| PROVIDED RECORDS |
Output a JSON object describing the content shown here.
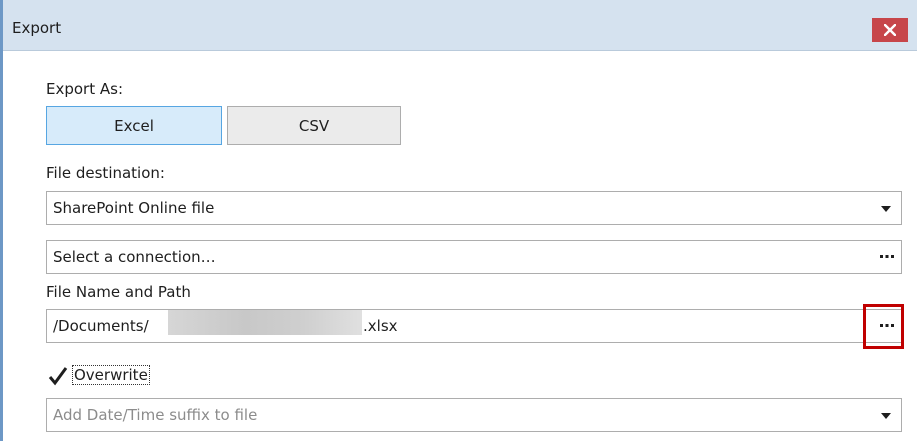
{
  "window": {
    "title": "Export",
    "close_icon": "close-icon"
  },
  "export_as": {
    "label": "Export As:",
    "options": [
      {
        "label": "Excel",
        "selected": true
      },
      {
        "label": "CSV",
        "selected": false
      }
    ]
  },
  "file_destination": {
    "label": "File destination:",
    "selected_value": "SharePoint Online file",
    "connection_placeholder": "Select a connection…"
  },
  "file_name": {
    "label": "File Name and Path",
    "path_prefix": "/Documents/",
    "path_suffix": ".xlsx",
    "browse_label": "…"
  },
  "overwrite": {
    "label": "Overwrite",
    "checked": true
  },
  "date_suffix": {
    "placeholder": "Add Date/Time suffix to file"
  },
  "colors": {
    "title_bar": "#d5e2ef",
    "close_button": "#c7464a",
    "selected_button": "#d7ebfa",
    "selected_border": "#57a6e2",
    "highlight_box": "#c00000"
  }
}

| YOUR OBJECTIVE |
The records above must be printed exactly; the pictures stay out.

| ANSWER TO THIS PROBLEM |
Output a JSON object describing the content shown here.
{
  "window": {
    "title": "Export",
    "close_icon": "close-icon"
  },
  "export_as": {
    "label": "Export As:",
    "options": [
      {
        "label": "Excel",
        "selected": true
      },
      {
        "label": "CSV",
        "selected": false
      }
    ]
  },
  "file_destination": {
    "label": "File destination:",
    "selected_value": "SharePoint Online file",
    "connection_placeholder": "Select a connection…"
  },
  "file_name": {
    "label": "File Name and Path",
    "path_prefix": "/Documents/",
    "path_suffix": ".xlsx",
    "browse_label": "…"
  },
  "overwrite": {
    "label": "Overwrite",
    "checked": true
  },
  "date_suffix": {
    "placeholder": "Add Date/Time suffix to file"
  },
  "colors": {
    "title_bar": "#d5e2ef",
    "close_button": "#c7464a",
    "selected_button": "#d7ebfa",
    "selected_border": "#57a6e2",
    "highlight_box": "#c00000"
  }
}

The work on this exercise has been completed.